Search the material for the string "ylabel", then return every line where it is found.
··· TASK INPUTS
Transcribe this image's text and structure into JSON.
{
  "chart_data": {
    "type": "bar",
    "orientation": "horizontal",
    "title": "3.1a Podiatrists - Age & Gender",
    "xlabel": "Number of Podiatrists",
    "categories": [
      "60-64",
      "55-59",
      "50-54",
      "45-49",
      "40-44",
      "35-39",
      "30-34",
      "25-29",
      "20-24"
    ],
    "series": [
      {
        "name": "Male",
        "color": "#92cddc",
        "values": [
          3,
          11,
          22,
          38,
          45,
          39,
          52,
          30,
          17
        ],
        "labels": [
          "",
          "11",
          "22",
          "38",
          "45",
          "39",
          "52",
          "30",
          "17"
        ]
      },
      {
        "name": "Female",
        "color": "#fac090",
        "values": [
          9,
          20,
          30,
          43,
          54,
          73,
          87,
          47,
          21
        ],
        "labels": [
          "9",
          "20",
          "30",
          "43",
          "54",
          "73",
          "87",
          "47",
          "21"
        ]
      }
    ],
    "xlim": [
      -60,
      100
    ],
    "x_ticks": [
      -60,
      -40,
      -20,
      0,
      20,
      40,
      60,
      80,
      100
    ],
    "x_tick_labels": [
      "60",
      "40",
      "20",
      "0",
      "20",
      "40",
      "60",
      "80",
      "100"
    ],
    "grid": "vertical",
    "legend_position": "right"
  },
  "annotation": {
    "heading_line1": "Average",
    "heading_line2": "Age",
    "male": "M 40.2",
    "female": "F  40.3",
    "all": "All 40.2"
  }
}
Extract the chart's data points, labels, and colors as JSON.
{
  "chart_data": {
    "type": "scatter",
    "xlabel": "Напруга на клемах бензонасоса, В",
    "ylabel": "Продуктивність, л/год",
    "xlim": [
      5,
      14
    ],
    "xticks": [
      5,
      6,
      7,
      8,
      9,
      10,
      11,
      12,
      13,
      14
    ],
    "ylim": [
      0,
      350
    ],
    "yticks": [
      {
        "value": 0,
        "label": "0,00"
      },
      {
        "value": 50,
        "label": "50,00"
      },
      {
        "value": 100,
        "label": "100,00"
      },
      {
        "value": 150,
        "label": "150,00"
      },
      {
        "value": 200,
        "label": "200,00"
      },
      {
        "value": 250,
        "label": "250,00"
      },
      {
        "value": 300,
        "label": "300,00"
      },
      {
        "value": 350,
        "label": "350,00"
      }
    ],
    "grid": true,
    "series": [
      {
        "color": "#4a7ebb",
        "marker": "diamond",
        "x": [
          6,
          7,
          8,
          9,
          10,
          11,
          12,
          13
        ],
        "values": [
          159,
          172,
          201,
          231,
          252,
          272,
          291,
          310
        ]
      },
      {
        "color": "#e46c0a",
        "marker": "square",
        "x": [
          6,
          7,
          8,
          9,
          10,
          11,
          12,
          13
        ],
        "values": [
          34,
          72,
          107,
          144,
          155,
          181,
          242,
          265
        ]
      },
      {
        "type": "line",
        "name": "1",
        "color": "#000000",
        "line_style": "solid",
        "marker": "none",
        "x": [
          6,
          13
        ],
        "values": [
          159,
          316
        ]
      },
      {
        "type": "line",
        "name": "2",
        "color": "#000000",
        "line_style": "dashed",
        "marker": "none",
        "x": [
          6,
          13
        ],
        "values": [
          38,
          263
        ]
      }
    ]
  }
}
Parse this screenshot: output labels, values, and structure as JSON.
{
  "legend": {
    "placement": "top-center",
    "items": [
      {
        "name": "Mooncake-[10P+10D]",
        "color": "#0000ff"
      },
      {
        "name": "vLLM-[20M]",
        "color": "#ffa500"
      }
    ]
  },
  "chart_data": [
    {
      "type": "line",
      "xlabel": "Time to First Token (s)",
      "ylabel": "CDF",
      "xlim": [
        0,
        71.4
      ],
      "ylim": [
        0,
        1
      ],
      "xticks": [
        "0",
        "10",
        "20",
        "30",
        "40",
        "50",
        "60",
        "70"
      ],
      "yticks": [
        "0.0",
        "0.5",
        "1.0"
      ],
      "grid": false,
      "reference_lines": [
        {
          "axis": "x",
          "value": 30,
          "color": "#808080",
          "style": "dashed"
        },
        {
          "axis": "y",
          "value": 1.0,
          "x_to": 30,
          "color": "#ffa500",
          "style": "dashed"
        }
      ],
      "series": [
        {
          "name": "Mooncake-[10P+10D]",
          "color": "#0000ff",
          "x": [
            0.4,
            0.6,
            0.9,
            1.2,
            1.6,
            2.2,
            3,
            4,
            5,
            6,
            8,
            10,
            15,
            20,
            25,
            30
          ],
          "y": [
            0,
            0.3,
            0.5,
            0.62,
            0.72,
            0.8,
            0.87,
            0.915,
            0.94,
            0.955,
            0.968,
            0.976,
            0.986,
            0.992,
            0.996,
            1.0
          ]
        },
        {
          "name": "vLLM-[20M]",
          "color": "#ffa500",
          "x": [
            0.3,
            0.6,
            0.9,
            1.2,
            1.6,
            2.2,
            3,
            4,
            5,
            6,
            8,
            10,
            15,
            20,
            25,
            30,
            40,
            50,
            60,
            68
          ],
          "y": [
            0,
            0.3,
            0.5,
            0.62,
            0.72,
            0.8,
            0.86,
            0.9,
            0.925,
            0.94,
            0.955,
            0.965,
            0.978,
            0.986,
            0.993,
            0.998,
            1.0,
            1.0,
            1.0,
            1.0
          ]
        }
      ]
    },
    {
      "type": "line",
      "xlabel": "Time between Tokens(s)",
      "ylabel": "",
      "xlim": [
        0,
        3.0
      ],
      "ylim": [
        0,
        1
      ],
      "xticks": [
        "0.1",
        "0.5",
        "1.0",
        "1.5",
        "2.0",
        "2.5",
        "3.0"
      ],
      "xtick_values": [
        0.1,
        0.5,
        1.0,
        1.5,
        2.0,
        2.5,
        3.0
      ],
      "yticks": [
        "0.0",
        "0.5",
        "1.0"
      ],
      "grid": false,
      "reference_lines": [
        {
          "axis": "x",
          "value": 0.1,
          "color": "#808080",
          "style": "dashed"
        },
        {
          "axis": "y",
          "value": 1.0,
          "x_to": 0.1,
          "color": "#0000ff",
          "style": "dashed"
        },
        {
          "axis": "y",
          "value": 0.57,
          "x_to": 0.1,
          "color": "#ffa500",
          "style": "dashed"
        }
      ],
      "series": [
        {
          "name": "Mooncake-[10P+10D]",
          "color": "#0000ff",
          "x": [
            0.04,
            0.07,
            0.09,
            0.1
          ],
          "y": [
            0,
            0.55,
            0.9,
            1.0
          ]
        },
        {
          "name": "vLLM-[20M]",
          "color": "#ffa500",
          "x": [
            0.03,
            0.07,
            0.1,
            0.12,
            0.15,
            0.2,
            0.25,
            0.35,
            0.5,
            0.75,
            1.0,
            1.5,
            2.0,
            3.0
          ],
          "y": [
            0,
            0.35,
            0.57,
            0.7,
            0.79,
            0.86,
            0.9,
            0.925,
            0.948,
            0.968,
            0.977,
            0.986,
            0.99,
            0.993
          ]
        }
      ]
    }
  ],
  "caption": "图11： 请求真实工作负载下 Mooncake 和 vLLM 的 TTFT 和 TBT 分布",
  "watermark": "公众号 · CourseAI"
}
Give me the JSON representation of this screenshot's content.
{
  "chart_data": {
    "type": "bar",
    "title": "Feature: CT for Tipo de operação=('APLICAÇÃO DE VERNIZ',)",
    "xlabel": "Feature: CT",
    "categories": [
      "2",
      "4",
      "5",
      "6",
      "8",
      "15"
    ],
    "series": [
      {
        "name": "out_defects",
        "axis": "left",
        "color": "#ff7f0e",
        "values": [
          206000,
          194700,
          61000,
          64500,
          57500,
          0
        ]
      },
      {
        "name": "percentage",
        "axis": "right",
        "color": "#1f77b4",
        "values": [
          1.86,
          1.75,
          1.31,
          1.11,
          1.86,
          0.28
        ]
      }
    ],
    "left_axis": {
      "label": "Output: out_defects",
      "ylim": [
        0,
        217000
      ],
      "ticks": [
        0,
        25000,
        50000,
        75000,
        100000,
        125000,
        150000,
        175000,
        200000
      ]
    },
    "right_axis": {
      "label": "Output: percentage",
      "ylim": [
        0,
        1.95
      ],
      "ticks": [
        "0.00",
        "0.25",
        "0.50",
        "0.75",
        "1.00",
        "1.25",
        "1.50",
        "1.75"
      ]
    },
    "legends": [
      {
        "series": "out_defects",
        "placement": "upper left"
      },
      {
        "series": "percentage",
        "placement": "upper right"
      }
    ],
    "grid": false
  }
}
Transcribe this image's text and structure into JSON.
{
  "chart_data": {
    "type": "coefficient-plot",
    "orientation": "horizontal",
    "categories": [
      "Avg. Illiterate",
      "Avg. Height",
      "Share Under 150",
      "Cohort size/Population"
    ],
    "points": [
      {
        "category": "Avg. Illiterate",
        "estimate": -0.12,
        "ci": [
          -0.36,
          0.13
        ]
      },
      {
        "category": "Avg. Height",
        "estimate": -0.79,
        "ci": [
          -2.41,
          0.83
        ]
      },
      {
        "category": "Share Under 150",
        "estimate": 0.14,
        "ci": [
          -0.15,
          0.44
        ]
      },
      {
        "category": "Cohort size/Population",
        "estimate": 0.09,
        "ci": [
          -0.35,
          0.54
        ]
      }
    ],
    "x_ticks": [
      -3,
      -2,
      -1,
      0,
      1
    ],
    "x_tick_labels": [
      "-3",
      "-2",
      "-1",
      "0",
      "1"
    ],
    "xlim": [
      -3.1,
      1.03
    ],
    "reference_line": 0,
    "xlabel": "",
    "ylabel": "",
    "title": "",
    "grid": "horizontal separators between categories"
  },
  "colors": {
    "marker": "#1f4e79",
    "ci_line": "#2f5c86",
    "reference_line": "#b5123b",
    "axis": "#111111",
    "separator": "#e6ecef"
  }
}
······
* TASK ANSWER *
    "ylabel": "Продуктивність, л/год",
      "ylabel": "CDF",
      "ylabel": "",
    "ylabel": "",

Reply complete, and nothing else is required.